The US is a hemophiliac – with millions of holes in her. In triage fashion, I look to highlight the worst bleeds. You know, in case anyone in a position to try to save the country – should want to actually try to save the country. They could then work on the worst things first.
One of the gaping-est of wounds – is the nation’s Intellectual Property (IP) sector generally, and its patent sector more specifically.
We are in the midst of the very beginning of the Digital Age. IP protection has always been fundamentally important – the new Age renders it even more so.
So in decade-ago preparation, what did the world’s largest IP thieves do to the US – then the world’s most important IP-creating country? They bribed our government to fundamentally undermine our IP creation.
“The America Invents Act (AIA) was the single worst disaster in the 226 year history of the U.S. patent system. The AIA did very real damage – enough to put many inventors out of business and discourage many others.”
The AIA makes it orders-of-magnitude easier to steal patents – even before they actually become patents (“first to file” instead of “first to invent”).
And orders-of-magnitude easier to steal patents – immediately after they become patents (the Patent Trial and Appeal Board [PTAB]).
The results have been as awful as they were predictable.
Born out of the very early stages of the Digital Age – were what became the Big Tech companies.
As the very few Big Tech companies grew, they quickly consolidated the Internet into their clutches. And as they gathered ever more power – they began exerting it ever more dominantly in DC.
More than any other sector, Big Tech bought the AIA into existence.
The AIA is a law that stacks the deck FOR multi-trillion-dollar Big Tech companies – AGAINST Little Guy inventors. Because why should the largest companies in world history have to face a level playing field?
There are several actual patent problems that actually exist – none of which, of course, the AIA addressed. Because Big Tech doesn’t want them fixed.
One problem: IP thieves get to continue to use their stolen goods – while their thefts are adjudicated. Something just about everyone else on the planet has figured out is exceedingly stupid.
Another problem: IP thieves can continue to fight to preserve their theft – LONG after they have been found guilty of stealing. Or even stupider – after they have ADMITTED stealing.

§ RECORDS:
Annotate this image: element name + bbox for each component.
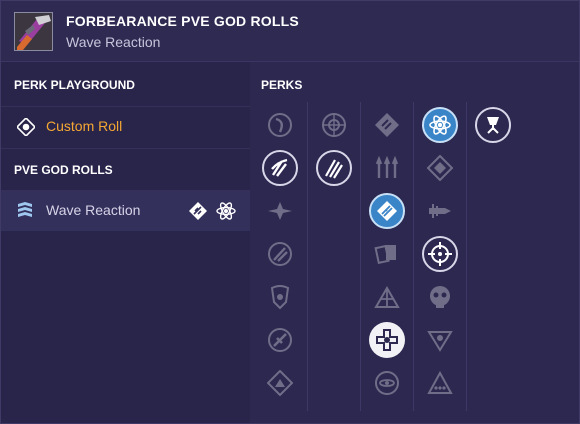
diamond-spike-icon[interactable] — [369, 193, 405, 229]
skull-icon[interactable] — [422, 279, 458, 315]
perk-column-1 — [254, 102, 307, 411]
page-subtitle: Wave Reaction — [66, 34, 161, 50]
diamond-icon[interactable] — [369, 107, 405, 143]
gem-icon[interactable] — [422, 150, 458, 186]
atom-ring-icon[interactable] — [369, 365, 405, 401]
custom-roll-icon — [15, 116, 37, 138]
divider — [1, 148, 250, 149]
bullet-icon[interactable] — [422, 193, 458, 229]
header: FORBEARANCE PVE GOD ROLLS Wave Reaction — [1, 1, 579, 62]
perk-column-5 — [466, 102, 520, 411]
slash-claw-icon[interactable] — [316, 150, 352, 186]
custom-roll-item[interactable]: Custom Roll — [1, 107, 250, 147]
perks-title: PERKS — [261, 78, 303, 92]
perk-column-3 — [360, 102, 414, 411]
scope-icon[interactable] — [262, 107, 298, 143]
perk-column-2 — [307, 102, 361, 411]
broken-ring-icon[interactable] — [262, 279, 298, 315]
wave-reaction-item[interactable]: Wave Reaction — [1, 191, 250, 231]
perks-panel: PERKS — [250, 62, 579, 423]
weapon-icon — [14, 12, 53, 51]
crossed-tools-icon[interactable] — [262, 322, 298, 358]
left-sidebar: PERK PLAYGROUND Custom Roll PVE GOD ROLL… — [1, 62, 250, 423]
crosshair-icon[interactable] — [422, 236, 458, 272]
tent-icon[interactable] — [369, 279, 405, 315]
perk-column-4 — [413, 102, 467, 411]
broken-ring-icon[interactable] — [262, 236, 298, 272]
atom-perk-icon — [216, 201, 236, 221]
perk-playground-title: PERK PLAYGROUND — [14, 78, 135, 92]
slash-wave-icon[interactable] — [262, 150, 298, 186]
chevron-rank-icon — [17, 202, 33, 220]
cards-icon[interactable] — [369, 236, 405, 272]
atom-icon[interactable] — [422, 107, 458, 143]
pve-god-rolls-title: PVE GOD ROLLS — [14, 163, 113, 177]
arrows-up-icon[interactable] — [369, 150, 405, 186]
page-title: FORBEARANCE PVE GOD ROLLS — [66, 13, 299, 29]
custom-roll-label: Custom Roll — [46, 118, 123, 134]
triangle-dots-icon[interactable] — [422, 365, 458, 401]
cross-burst-icon[interactable] — [369, 322, 405, 358]
pyramid-icon[interactable] — [262, 365, 298, 401]
diamond-perk-icon — [189, 202, 207, 220]
god-rolls-panel: FORBEARANCE PVE GOD ROLLS Wave Reaction … — [0, 0, 580, 424]
wave-reaction-label: Wave Reaction — [46, 202, 141, 218]
spark-icon[interactable] — [262, 193, 298, 229]
triangle-icon[interactable] — [422, 322, 458, 358]
target-icon[interactable] — [316, 107, 352, 143]
chalice-icon[interactable] — [475, 107, 511, 143]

§ WHAT IS EXPECTED: Could you write out the patent piece from "The AIA makes" up to and including "Big Tech companies."? The records come from a separate source, not from the patent piece.

§ THE SOLUTION:
The AIA makes it orders-of-magnitude easier to steal patents – even before they actually become patents (“first to file” instead of “first to invent”).
And orders-of-magnitude easier to steal patents – immediately after they become patents (the Patent Trial and Appeal Board [PTAB]).
The results have been as awful as they were predictable.
Born out of the very early stages of the Digital Age – were what became the Big Tech companies.